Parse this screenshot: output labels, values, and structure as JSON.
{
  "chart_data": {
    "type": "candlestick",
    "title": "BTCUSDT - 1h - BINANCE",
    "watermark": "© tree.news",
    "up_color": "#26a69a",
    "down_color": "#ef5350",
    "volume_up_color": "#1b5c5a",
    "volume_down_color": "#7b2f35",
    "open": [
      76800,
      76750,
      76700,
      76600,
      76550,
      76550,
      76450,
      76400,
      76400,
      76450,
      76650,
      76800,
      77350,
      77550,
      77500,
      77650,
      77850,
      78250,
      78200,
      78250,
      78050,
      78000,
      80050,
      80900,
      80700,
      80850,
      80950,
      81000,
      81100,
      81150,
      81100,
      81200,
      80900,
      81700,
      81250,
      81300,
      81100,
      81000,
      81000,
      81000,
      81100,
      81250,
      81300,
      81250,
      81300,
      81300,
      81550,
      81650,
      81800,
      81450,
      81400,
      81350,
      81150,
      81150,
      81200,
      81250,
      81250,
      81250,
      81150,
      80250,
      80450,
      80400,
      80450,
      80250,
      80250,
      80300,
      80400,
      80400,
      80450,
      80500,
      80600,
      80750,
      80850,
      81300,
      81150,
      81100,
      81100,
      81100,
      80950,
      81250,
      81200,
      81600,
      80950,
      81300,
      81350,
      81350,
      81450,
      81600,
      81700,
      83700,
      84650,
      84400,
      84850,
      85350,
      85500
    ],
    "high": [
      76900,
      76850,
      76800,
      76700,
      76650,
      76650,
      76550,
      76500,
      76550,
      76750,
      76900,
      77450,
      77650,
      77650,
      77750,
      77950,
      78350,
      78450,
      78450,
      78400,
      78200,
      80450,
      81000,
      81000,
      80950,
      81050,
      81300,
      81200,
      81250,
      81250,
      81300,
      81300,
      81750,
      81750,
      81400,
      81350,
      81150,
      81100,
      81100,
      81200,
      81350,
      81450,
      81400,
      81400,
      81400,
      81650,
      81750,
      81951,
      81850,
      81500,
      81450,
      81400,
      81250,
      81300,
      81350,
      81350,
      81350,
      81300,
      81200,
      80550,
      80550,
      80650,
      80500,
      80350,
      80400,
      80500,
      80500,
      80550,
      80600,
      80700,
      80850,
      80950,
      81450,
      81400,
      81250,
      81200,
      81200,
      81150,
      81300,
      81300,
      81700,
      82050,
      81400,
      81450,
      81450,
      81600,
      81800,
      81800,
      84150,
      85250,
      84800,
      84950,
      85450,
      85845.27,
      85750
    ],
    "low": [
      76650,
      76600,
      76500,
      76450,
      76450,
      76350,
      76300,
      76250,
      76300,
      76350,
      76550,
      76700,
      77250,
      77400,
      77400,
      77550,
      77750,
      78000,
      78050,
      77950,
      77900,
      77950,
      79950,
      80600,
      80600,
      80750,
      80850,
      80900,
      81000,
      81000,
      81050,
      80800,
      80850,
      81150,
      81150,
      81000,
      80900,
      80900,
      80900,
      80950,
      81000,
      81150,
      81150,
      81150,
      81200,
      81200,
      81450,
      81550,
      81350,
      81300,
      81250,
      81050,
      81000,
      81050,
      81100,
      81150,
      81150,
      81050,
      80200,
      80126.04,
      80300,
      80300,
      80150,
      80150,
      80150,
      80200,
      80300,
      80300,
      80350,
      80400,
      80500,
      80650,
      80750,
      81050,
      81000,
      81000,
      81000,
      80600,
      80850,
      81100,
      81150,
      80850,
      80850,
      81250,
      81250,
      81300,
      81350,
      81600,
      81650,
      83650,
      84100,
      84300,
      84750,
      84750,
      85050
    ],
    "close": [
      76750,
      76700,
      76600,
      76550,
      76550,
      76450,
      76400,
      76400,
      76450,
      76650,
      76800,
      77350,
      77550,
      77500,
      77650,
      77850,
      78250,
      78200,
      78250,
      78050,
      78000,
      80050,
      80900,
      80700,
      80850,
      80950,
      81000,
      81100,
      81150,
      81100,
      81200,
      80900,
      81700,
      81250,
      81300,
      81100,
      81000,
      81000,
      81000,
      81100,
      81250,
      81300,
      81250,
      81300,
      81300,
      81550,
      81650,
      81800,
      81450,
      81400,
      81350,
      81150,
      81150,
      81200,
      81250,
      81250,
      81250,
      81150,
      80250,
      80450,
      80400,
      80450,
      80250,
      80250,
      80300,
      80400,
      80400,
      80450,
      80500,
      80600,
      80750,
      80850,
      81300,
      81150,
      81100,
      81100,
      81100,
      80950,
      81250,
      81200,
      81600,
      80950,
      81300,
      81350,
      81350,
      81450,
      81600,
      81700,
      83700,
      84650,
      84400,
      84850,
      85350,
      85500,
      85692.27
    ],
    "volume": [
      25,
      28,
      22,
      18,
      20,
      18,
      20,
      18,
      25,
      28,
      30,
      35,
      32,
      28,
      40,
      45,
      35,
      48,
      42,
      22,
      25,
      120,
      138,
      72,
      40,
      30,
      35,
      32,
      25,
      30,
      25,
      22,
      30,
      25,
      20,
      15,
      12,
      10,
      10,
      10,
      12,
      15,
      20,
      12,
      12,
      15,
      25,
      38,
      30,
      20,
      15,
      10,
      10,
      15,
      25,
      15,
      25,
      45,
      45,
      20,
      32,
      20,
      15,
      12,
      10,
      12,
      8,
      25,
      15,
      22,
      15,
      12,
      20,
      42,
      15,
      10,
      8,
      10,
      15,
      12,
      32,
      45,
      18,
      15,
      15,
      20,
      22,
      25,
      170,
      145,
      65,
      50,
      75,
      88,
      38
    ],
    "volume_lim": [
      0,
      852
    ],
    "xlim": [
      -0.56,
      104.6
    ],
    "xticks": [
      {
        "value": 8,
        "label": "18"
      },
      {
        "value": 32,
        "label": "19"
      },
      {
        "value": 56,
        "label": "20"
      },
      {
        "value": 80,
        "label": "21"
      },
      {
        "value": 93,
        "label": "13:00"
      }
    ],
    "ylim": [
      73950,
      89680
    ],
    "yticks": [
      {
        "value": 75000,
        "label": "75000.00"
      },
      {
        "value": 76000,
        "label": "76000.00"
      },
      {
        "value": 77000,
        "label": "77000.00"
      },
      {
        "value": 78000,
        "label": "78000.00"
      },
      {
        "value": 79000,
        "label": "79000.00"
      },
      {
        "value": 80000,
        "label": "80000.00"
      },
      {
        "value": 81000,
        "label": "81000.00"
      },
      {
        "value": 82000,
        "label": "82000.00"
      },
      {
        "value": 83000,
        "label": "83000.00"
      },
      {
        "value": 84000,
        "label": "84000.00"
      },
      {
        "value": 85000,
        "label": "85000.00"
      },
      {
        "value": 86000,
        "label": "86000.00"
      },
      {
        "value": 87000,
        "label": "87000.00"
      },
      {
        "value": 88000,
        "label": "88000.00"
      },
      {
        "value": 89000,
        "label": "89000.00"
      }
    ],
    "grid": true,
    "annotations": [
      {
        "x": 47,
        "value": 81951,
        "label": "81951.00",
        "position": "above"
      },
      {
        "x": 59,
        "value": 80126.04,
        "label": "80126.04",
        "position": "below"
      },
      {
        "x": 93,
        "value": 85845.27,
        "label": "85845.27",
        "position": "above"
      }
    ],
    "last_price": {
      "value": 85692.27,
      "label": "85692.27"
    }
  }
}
────────────────
All of the records must be repeated exactly.

Parse this screenshot: output labels, values, and structure as JSON.
{
  "chart_data": {
    "type": "candlestick",
    "title": "BTCUSDT - 1h - BINANCE",
    "watermark": "© tree.news",
    "up_color": "#26a69a",
    "down_color": "#ef5350",
    "volume_up_color": "#1b5c5a",
    "volume_down_color": "#7b2f35",
    "open": [
      76800,
      76750,
      76700,
      76600,
      76550,
      76550,
      76450,
      76400,
      76400,
      76450,
      76650,
      76800,
      77350,
      77550,
      77500,
      77650,
      77850,
      78250,
      78200,
      78250,
      78050,
      78000,
      80050,
      80900,
      80700,
      80850,
      80950,
      81000,
      81100,
      81150,
      81100,
      81200,
      80900,
      81700,
      81250,
      81300,
      81100,
      81000,
      81000,
      81000,
      81100,
      81250,
      81300,
      81250,
      81300,
      81300,
      81550,
      81650,
      81800,
      81450,
      81400,
      81350,
      81150,
      81150,
      81200,
      81250,
      81250,
      81250,
      81150,
      80250,
      80450,
      80400,
      80450,
      80250,
      80250,
      80300,
      80400,
      80400,
      80450,
      80500,
      80600,
      80750,
      80850,
      81300,
      81150,
      81100,
      81100,
      81100,
      80950,
      81250,
      81200,
      81600,
      80950,
      81300,
      81350,
      81350,
      81450,
      81600,
      81700,
      83700,
      84650,
      84400,
      84850,
      85350,
      85500
    ],
    "high": [
      76900,
      76850,
      76800,
      76700,
      76650,
      76650,
      76550,
      76500,
      76550,
      76750,
      76900,
      77450,
      77650,
      77650,
      77750,
      77950,
      78350,
      78450,
      78450,
      78400,
      78200,
      80450,
      81000,
      81000,
      80950,
      81050,
      81300,
      81200,
      81250,
      81250,
      81300,
      81300,
      81750,
      81750,
      81400,
      81350,
      81150,
      81100,
      81100,
      81200,
      81350,
      81450,
      81400,
      81400,
      81400,
      81650,
      81750,
      81951,
      81850,
      81500,
      81450,
      81400,
      81250,
      81300,
      81350,
      81350,
      81350,
      81300,
      81200,
      80550,
      80550,
      80650,
      80500,
      80350,
      80400,
      80500,
      80500,
      80550,
      80600,
      80700,
      80850,
      80950,
      81450,
      81400,
      81250,
      81200,
      81200,
      81150,
      81300,
      81300,
      81700,
      82050,
      81400,
      81450,
      81450,
      81600,
      81800,
      81800,
      84150,
      85250,
      84800,
      84950,
      85450,
      85845.27,
      85750
    ],
    "low": [
      76650,
      76600,
      76500,
      76450,
      76450,
      76350,
      76300,
      76250,
      76300,
      76350,
      76550,
      76700,
      77250,
      77400,
      77400,
      77550,
      77750,
      78000,
      78050,
      77950,
      77900,
      77950,
      79950,
      80600,
      80600,
      80750,
      80850,
      80900,
      81000,
      81000,
      81050,
      80800,
      80850,
      81150,
      81150,
      81000,
      80900,
      80900,
      80900,
      80950,
      81000,
      81150,
      81150,
      81150,
      81200,
      81200,
      81450,
      81550,
      81350,
      81300,
      81250,
      81050,
      81000,
      81050,
      81100,
      81150,
      81150,
      81050,
      80200,
      80126.04,
      80300,
      80300,
      80150,
      80150,
      80150,
      80200,
      80300,
      80300,
      80350,
      80400,
      80500,
      80650,
      80750,
      81050,
      81000,
      81000,
      81000,
      80600,
      80850,
      81100,
      81150,
      80850,
      80850,
      81250,
      81250,
      81300,
      81350,
      81600,
      81650,
      83650,
      84100,
      84300,
      84750,
      84750,
      85050
    ],
    "close": [
      76750,
      76700,
      76600,
      76550,
      76550,
      76450,
      76400,
      76400,
      76450,
      76650,
      76800,
      77350,
      77550,
      77500,
      77650,
      77850,
      78250,
      78200,
      78250,
      78050,
      78000,
      80050,
      80900,
      80700,
      80850,
      80950,
      81000,
      81100,
      81150,
      81100,
      81200,
      80900,
      81700,
      81250,
      81300,
      81100,
      81000,
      81000,
      81000,
      81100,
      81250,
      81300,
      81250,
      81300,
      81300,
      81550,
      81650,
      81800,
      81450,
      81400,
      81350,
      81150,
      81150,
      81200,
      81250,
      81250,
      81250,
      81150,
      80250,
      80450,
      80400,
      80450,
      80250,
      80250,
      80300,
      80400,
      80400,
      80450,
      80500,
      80600,
      80750,
      80850,
      81300,
      81150,
      81100,
      81100,
      81100,
      80950,
      81250,
      81200,
      81600,
      80950,
      81300,
      81350,
      81350,
      81450,
      81600,
      81700,
      83700,
      84650,
      84400,
      84850,
      85350,
      85500,
      85692.27
    ],
    "volume": [
      25,
      28,
      22,
      18,
      20,
      18,
      20,
      18,
      25,
      28,
      30,
      35,
      32,
      28,
      40,
      45,
      35,
      48,
      42,
      22,
      25,
      120,
      138,
      72,
      40,
      30,
      35,
      32,
      25,
      30,
      25,
      22,
      30,
      25,
      20,
      15,
      12,
      10,
      10,
      10,
      12,
      15,
      20,
      12,
      12,
      15,
      25,
      38,
      30,
      20,
      15,
      10,
      10,
      15,
      25,
      15,
      25,
      45,
      45,
      20,
      32,
      20,
      15,
      12,
      10,
      12,
      8,
      25,
      15,
      22,
      15,
      12,
      20,
      42,
      15,
      10,
      8,
      10,
      15,
      12,
      32,
      45,
      18,
      15,
      15,
      20,
      22,
      25,
      170,
      145,
      65,
      50,
      75,
      88,
      38
    ],
    "volume_lim": [
      0,
      852
    ],
    "xlim": [
      -0.56,
      104.6
    ],
    "xticks": [
      {
        "value": 8,
        "label": "18"
      },
      {
        "value": 32,
        "label": "19"
      },
      {
        "value": 56,
        "label": "20"
      },
      {
        "value": 80,
        "label": "21"
      },
      {
        "value": 93,
        "label": "13:00"
      }
    ],
    "ylim": [
      73950,
      89680
    ],
    "yticks": [
      {
        "value": 75000,
        "label": "75000.00"
      },
      {
        "value": 76000,
        "label": "76000.00"
      },
      {
        "value": 77000,
        "label": "77000.00"
      },
      {
        "value": 78000,
        "label": "78000.00"
      },
      {
        "value": 79000,
        "label": "79000.00"
      },
      {
        "value": 80000,
        "label": "80000.00"
      },
      {
        "value": 81000,
        "label": "81000.00"
      },
      {
        "value": 82000,
        "label": "82000.00"
      },
      {
        "value": 83000,
        "label": "83000.00"
      },
      {
        "value": 84000,
        "label": "84000.00"
      },
      {
        "value": 85000,
        "label": "85000.00"
      },
      {
        "value": 86000,
        "label": "86000.00"
      },
      {
        "value": 87000,
        "label": "87000.00"
      },
      {
        "value": 88000,
        "label": "88000.00"
      },
      {
        "value": 89000,
        "label": "89000.00"
      }
    ],
    "grid": true,
    "annotations": [
      {
        "x": 47,
        "value": 81951,
        "label": "81951.00",
        "position": "above"
      },
      {
        "x": 59,
        "value": 80126.04,
        "label": "80126.04",
        "position": "below"
      },
      {
        "x": 93,
        "value": 85845.27,
        "label": "85845.27",
        "position": "above"
      }
    ],
    "last_price": {
      "value": 85692.27,
      "label": "85692.27"
    }
  }
}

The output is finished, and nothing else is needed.